Given exercise: Retype the complete listing exactly as it appears.

**** Entries ****

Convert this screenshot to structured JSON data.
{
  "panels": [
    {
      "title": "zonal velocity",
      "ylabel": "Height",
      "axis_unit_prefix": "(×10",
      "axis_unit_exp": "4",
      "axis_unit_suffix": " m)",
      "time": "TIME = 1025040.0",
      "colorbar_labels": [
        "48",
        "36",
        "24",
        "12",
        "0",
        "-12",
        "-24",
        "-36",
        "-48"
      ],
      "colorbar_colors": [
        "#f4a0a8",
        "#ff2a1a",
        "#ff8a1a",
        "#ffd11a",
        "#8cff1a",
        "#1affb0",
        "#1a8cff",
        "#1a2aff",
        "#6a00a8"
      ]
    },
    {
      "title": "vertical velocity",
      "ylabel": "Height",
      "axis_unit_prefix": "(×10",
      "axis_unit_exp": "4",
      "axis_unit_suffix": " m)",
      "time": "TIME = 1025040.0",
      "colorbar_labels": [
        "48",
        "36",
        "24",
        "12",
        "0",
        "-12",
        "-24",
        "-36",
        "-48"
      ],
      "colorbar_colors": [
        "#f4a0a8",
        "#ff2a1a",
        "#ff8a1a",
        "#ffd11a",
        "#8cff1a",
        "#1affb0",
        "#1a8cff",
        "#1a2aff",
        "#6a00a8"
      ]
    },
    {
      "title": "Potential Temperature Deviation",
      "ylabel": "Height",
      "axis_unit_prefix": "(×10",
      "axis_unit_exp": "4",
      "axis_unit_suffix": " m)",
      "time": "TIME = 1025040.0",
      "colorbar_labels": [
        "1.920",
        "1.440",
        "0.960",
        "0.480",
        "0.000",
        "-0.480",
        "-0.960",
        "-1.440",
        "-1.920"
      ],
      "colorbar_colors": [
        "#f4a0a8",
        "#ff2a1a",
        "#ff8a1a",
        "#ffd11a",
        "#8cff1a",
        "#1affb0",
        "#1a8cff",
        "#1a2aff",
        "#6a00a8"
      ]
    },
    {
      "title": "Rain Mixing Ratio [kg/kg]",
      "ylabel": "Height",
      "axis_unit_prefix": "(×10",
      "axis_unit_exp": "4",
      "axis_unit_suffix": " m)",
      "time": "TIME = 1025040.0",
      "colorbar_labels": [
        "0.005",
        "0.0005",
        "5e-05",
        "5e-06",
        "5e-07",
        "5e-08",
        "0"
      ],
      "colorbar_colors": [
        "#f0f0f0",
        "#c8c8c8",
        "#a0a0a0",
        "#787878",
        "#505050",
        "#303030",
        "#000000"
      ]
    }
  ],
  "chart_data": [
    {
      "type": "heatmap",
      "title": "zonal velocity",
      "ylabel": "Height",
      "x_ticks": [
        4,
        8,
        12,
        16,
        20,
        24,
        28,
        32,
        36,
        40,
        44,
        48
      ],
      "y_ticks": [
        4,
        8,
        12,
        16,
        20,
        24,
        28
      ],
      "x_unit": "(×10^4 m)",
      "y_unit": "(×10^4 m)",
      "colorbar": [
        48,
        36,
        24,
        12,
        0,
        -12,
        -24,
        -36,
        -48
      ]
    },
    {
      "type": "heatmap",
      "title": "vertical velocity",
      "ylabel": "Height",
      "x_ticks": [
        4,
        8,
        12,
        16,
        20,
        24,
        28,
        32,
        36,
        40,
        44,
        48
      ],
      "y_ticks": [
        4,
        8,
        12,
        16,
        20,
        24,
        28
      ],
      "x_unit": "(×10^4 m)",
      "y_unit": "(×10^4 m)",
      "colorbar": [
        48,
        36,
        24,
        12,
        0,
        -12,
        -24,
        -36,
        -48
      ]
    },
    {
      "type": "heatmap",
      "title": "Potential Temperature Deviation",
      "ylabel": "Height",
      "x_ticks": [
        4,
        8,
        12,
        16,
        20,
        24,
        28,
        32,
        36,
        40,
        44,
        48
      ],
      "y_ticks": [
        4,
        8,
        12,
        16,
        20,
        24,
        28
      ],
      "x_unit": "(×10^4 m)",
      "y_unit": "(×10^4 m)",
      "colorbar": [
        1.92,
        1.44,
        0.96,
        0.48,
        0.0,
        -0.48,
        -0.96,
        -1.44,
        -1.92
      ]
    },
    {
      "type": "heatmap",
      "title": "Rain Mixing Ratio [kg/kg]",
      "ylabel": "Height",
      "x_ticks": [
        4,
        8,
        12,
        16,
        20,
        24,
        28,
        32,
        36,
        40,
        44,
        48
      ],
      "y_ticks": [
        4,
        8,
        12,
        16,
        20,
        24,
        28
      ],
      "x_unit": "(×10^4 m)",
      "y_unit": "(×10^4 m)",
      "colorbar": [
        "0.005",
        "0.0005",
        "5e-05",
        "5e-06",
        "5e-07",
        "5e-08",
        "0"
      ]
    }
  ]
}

****

Answer to the task:
Convert this screenshot to structured JSON data.
{
  "panels": [
    {
      "title": "zonal velocity",
      "ylabel": "Height",
      "axis_unit_prefix": "(×10",
      "axis_unit_exp": "4",
      "axis_unit_suffix": " m)",
      "time": "TIME = 1025040.0",
      "colorbar_labels": [
        "48",
        "36",
        "24",
        "12",
        "0",
        "-12",
        "-24",
        "-36",
        "-48"
      ],
      "colorbar_colors": [
        "#f4a0a8",
        "#ff2a1a",
        "#ff8a1a",
        "#ffd11a",
        "#8cff1a",
        "#1affb0",
        "#1a8cff",
        "#1a2aff",
        "#6a00a8"
      ]
    },
    {
      "title": "vertical velocity",
      "ylabel": "Height",
      "axis_unit_prefix": "(×10",
      "axis_unit_exp": "4",
      "axis_unit_suffix": " m)",
      "time": "TIME = 1025040.0",
      "colorbar_labels": [
        "48",
        "36",
        "24",
        "12",
        "0",
        "-12",
        "-24",
        "-36",
        "-48"
      ],
      "colorbar_colors": [
        "#f4a0a8",
        "#ff2a1a",
        "#ff8a1a",
        "#ffd11a",
        "#8cff1a",
        "#1affb0",
        "#1a8cff",
        "#1a2aff",
        "#6a00a8"
      ]
    },
    {
      "title": "Potential Temperature Deviation",
      "ylabel": "Height",
      "axis_unit_prefix": "(×10",
      "axis_unit_exp": "4",
      "axis_unit_suffix": " m)",
      "time": "TIME = 1025040.0",
      "colorbar_labels": [
        "1.920",
        "1.440",
        "0.960",
        "0.480",
        "0.000",
        "-0.480",
        "-0.960",
        "-1.440",
        "-1.920"
      ],
      "colorbar_colors": [
        "#f4a0a8",
        "#ff2a1a",
        "#ff8a1a",
        "#ffd11a",
        "#8cff1a",
        "#1affb0",
        "#1a8cff",
        "#1a2aff",
        "#6a00a8"
      ]
    },
    {
      "title": "Rain Mixing Ratio [kg/kg]",
      "ylabel": "Height",
      "axis_unit_prefix": "(×10",
      "axis_unit_exp": "4",
      "axis_unit_suffix": " m)",
      "time": "TIME = 1025040.0",
      "colorbar_labels": [
        "0.005",
        "0.0005",
        "5e-05",
        "5e-06",
        "5e-07",
        "5e-08",
        "0"
      ],
      "colorbar_colors": [
        "#f0f0f0",
        "#c8c8c8",
        "#a0a0a0",
        "#787878",
        "#505050",
        "#303030",
        "#000000"
      ]
    }
  ],
  "chart_data": [
    {
      "type": "heatmap",
      "title": "zonal velocity",
      "ylabel": "Height",
      "x_ticks": [
        4,
        8,
        12,
        16,
        20,
        24,
        28,
        32,
        36,
        40,
        44,
        48
      ],
      "y_ticks": [
        4,
        8,
        12,
        16,
        20,
        24,
        28
      ],
      "x_unit": "(×10^4 m)",
      "y_unit": "(×10^4 m)",
      "colorbar": [
        48,
        36,
        24,
        12,
        0,
        -12,
        -24,
        -36,
        -48
      ]
    },
    {
      "type": "heatmap",
      "title": "vertical velocity",
      "ylabel": "Height",
      "x_ticks": [
        4,
        8,
        12,
        16,
        20,
        24,
        28,
        32,
        36,
        40,
        44,
        48
      ],
      "y_ticks": [
        4,
        8,
        12,
        16,
        20,
        24,
        28
      ],
      "x_unit": "(×10^4 m)",
      "y_unit": "(×10^4 m)",
      "colorbar": [
        48,
        36,
        24,
        12,
        0,
        -12,
        -24,
        -36,
        -48
      ]
    },
    {
      "type": "heatmap",
      "title": "Potential Temperature Deviation",
      "ylabel": "Height",
      "x_ticks": [
        4,
        8,
        12,
        16,
        20,
        24,
        28,
        32,
        36,
        40,
        44,
        48
      ],
      "y_ticks": [
        4,
        8,
        12,
        16,
        20,
        24,
        28
      ],
      "x_unit": "(×10^4 m)",
      "y_unit": "(×10^4 m)",
      "colorbar": [
        1.92,
        1.44,
        0.96,
        0.48,
        0.0,
        -0.48,
        -0.96,
        -1.44,
        -1.92
      ]
    },
    {
      "type": "heatmap",
      "title": "Rain Mixing Ratio [kg/kg]",
      "ylabel": "Height",
      "x_ticks": [
        4,
        8,
        12,
        16,
        20,
        24,
        28,
        32,
        36,
        40,
        44,
        48
      ],
      "y_ticks": [
        4,
        8,
        12,
        16,
        20,
        24,
        28
      ],
      "x_unit": "(×10^4 m)",
      "y_unit": "(×10^4 m)",
      "colorbar": [
        "0.005",
        "0.0005",
        "5e-05",
        "5e-06",
        "5e-07",
        "5e-08",
        "0"
      ]
    }
  ]
}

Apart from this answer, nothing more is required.